# GIVEN RECORDS start

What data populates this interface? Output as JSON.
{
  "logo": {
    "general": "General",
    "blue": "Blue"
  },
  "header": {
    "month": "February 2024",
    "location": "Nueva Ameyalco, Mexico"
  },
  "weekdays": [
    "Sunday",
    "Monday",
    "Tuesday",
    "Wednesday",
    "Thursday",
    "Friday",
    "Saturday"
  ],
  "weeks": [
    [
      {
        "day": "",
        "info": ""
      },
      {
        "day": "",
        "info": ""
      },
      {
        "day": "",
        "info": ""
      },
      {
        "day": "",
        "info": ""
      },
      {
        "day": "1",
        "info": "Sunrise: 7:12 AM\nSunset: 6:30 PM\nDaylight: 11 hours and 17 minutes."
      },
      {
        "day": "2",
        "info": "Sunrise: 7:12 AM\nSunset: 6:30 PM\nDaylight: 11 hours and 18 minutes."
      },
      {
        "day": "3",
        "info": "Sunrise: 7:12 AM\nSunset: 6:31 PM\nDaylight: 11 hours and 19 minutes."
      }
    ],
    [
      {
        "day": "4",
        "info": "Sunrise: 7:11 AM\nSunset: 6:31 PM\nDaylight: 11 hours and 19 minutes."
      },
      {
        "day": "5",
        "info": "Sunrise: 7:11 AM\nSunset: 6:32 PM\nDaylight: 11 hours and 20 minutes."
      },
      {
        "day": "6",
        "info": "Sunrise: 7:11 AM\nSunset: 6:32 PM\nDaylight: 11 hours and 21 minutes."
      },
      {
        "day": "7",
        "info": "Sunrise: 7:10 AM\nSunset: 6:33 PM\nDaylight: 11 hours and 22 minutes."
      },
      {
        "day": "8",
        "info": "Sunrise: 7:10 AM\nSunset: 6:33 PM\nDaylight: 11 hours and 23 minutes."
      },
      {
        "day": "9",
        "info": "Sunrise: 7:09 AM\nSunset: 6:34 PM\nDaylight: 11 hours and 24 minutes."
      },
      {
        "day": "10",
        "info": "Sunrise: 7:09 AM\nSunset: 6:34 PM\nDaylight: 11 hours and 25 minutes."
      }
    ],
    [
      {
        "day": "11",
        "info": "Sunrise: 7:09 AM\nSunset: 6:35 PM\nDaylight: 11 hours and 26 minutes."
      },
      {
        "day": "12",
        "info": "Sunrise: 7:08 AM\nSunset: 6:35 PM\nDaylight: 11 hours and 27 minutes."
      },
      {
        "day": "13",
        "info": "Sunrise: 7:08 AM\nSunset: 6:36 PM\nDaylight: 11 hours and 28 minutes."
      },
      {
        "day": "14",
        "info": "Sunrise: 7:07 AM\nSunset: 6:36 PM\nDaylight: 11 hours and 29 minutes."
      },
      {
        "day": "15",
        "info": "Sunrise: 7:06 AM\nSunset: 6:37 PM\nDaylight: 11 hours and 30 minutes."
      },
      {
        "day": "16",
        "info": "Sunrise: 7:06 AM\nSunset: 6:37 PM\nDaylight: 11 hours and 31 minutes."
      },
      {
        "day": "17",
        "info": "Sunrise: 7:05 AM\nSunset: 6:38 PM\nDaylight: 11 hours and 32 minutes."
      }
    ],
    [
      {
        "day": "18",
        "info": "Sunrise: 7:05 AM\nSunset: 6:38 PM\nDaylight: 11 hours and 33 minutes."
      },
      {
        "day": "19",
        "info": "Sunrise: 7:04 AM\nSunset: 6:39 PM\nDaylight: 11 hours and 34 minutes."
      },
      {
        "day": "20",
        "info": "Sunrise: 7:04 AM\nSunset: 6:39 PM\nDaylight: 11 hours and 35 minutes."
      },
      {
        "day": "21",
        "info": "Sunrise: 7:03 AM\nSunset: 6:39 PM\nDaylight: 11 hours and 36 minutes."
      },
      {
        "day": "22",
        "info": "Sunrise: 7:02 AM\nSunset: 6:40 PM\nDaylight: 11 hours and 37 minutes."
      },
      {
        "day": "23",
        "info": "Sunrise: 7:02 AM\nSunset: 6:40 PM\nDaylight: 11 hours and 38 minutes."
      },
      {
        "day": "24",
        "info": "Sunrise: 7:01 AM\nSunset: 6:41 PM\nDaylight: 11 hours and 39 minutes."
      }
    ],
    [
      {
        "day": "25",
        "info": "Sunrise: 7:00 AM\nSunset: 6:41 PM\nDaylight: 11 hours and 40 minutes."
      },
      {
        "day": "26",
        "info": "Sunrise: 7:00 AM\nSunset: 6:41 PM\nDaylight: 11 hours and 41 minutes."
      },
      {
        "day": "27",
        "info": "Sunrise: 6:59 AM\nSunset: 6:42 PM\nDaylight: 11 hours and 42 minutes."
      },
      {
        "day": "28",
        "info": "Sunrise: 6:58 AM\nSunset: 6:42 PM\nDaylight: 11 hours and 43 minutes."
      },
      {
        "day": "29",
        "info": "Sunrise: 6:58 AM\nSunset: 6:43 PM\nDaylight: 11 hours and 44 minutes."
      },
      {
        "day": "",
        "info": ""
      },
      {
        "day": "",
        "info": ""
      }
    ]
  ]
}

# GIVEN RECORDS end
# GIVEN RECORDS start

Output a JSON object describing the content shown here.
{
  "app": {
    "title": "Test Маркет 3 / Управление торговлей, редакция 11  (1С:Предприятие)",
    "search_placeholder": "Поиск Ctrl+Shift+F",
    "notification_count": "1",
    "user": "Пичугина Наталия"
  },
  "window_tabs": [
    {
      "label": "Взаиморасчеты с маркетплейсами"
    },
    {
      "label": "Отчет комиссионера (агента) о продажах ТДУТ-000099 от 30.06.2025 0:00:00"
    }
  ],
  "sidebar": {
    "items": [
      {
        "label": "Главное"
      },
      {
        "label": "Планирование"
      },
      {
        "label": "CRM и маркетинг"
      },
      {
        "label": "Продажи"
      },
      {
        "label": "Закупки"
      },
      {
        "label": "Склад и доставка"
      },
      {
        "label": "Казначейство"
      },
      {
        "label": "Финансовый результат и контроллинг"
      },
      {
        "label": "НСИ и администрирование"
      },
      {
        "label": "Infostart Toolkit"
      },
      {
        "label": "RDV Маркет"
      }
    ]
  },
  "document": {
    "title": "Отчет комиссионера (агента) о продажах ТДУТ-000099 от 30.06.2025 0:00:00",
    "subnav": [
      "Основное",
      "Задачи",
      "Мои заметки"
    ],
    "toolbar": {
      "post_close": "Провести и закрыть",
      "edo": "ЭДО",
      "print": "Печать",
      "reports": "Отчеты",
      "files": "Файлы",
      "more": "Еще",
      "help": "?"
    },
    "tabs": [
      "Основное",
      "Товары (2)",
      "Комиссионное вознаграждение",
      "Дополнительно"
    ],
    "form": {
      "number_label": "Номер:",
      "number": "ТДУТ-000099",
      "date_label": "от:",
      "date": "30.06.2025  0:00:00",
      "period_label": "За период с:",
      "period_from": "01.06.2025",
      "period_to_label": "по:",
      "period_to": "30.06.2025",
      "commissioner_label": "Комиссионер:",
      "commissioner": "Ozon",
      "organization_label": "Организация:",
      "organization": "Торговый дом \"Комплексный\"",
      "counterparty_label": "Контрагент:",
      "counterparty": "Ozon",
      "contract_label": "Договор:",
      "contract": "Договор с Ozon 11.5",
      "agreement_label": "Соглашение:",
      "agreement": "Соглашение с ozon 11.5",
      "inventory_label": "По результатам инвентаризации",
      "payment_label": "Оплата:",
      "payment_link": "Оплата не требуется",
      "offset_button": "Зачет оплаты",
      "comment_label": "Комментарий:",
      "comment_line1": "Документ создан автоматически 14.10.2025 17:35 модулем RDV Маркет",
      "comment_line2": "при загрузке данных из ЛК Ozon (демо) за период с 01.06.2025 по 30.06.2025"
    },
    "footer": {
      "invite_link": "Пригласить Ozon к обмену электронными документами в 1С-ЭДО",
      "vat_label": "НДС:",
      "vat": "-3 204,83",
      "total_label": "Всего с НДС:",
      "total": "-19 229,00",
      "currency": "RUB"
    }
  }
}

# GIVEN RECORDS end

> [OBJECTIVE]: Locate the word "JSON" in the records and collect each line it appears in.

> [RESULT FOR THIS EXERCISE]:
What data populates this interface? Output as JSON.
Output a JSON object describing the content shown here.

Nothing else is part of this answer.